Stored rows:
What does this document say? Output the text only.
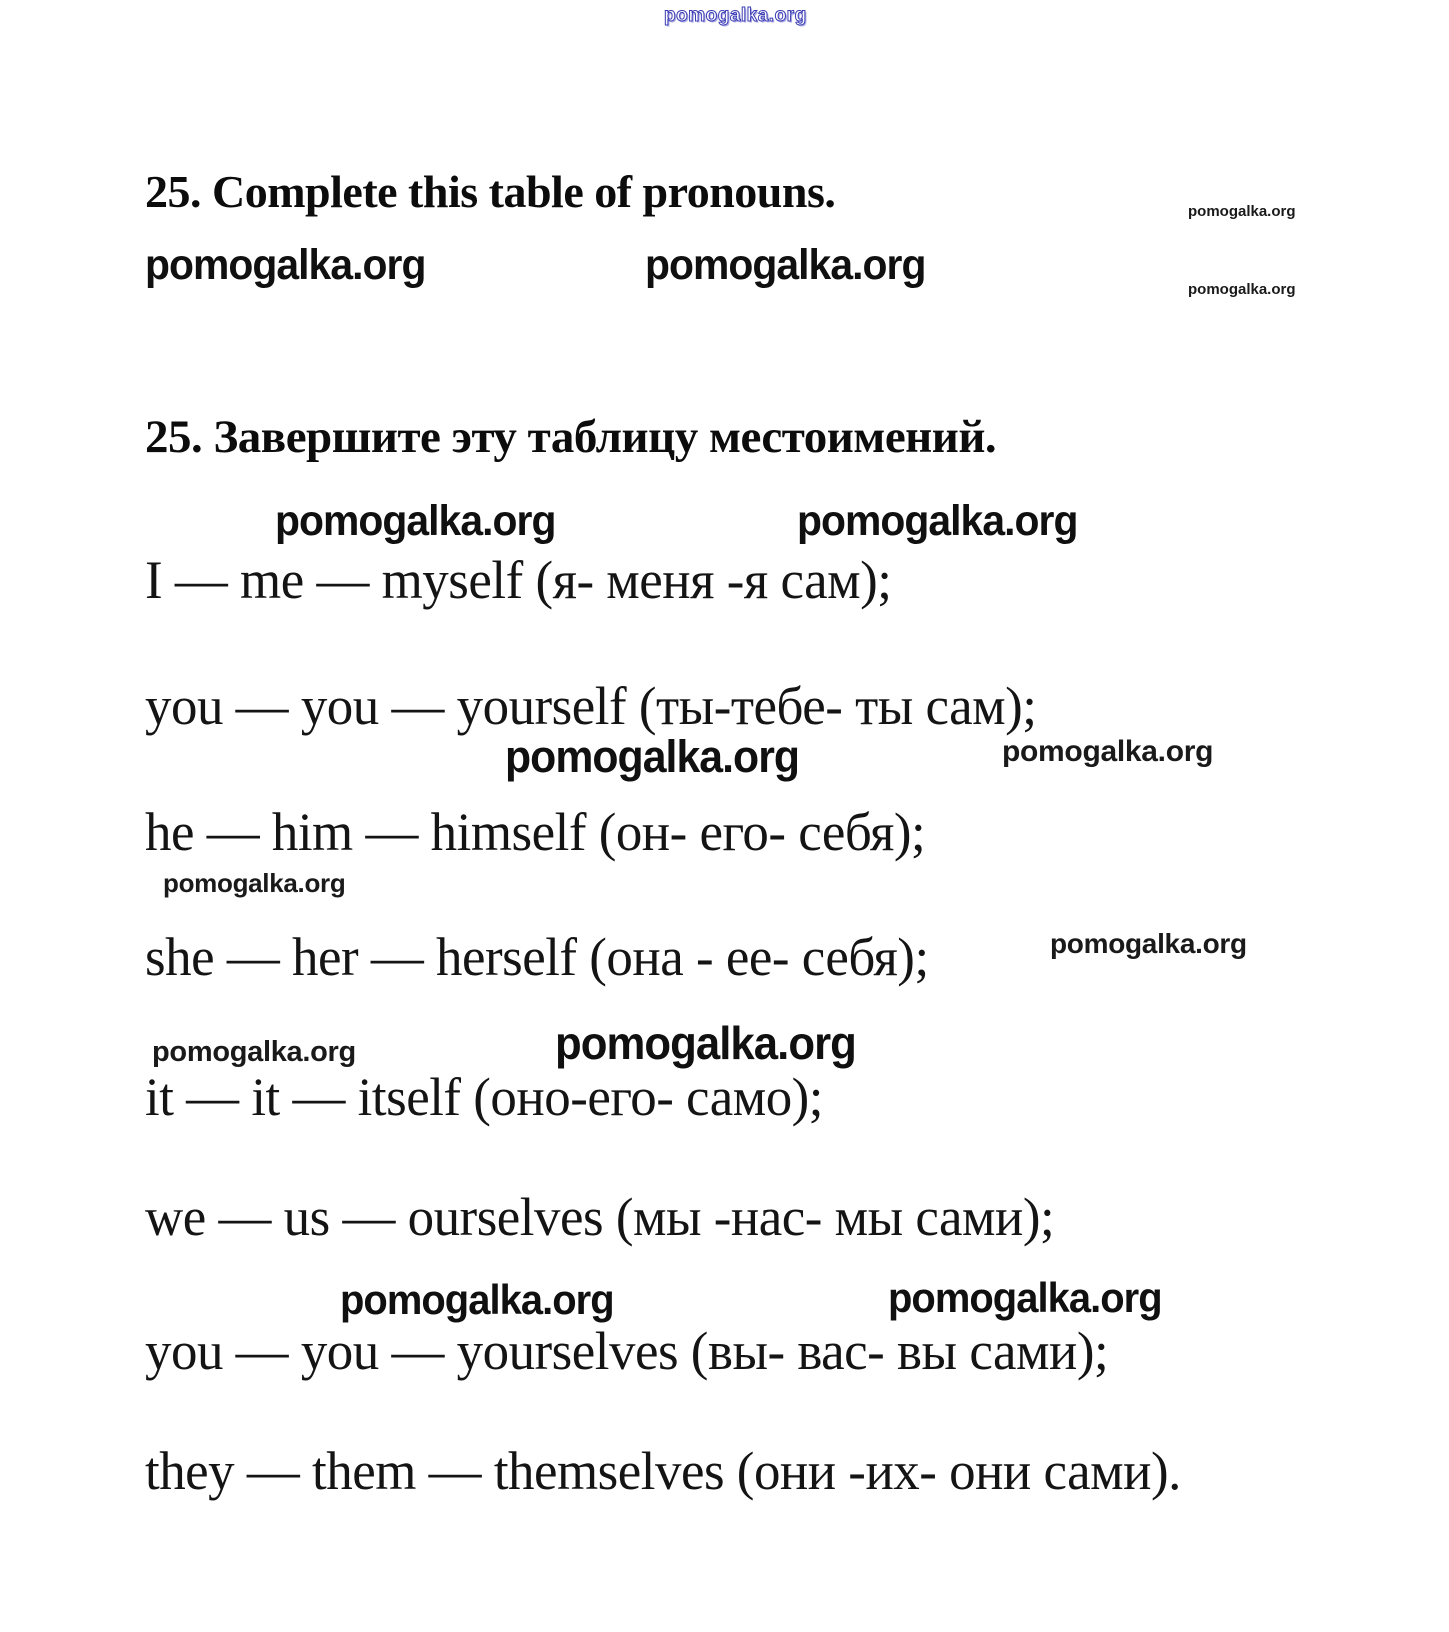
pomogalka.org
25. Complete this table of pronouns.	pomogalka.org
pomogalka.org	pomogalka.org
pomogalka.org
25. Завершите эту таблицу местоимений.
pomogalka.org	pomogalka.org
I — me — myself (я- меня -я сам);
you — you — yourself (ты-тебе- ты сам);
pomogalka.org	pomogalka.org
he — him — himself (он- его- себя);
pomogalka.org
she — her — herself (она - ее- себя);	pomogalka.org
pomogalka.org	pomogalka.org
it — it — itself (оно-его- само);
we — us — ourselves (мы -нас- мы сами);
pomogalka.org	pomogalka.org
you — you — yourselves (вы- вас- вы сами);
they — them — themselves (они -их- они сами).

Goal of the exercise: Copy all the data exactly as written, but skip any picture.

Task result:
What does this document say? Output the text only.
pomogalka.org
25. Complete this table of pronouns.	pomogalka.org
pomogalka.org	pomogalka.org
pomogalka.org
25. Завершите эту таблицу местоимений.
pomogalka.org	pomogalka.org
I — me — myself (я- меня -я сам);
you — you — yourself (ты-тебе- ты сам);
pomogalka.org	pomogalka.org
he — him — himself (он- его- себя);
pomogalka.org
she — her — herself (она - ее- себя);	pomogalka.org
pomogalka.org	pomogalka.org
it — it — itself (оно-его- само);
we — us — ourselves (мы -нас- мы сами);
pomogalka.org	pomogalka.org
you — you — yourselves (вы- вас- вы сами);
they — them — themselves (они -их- они сами).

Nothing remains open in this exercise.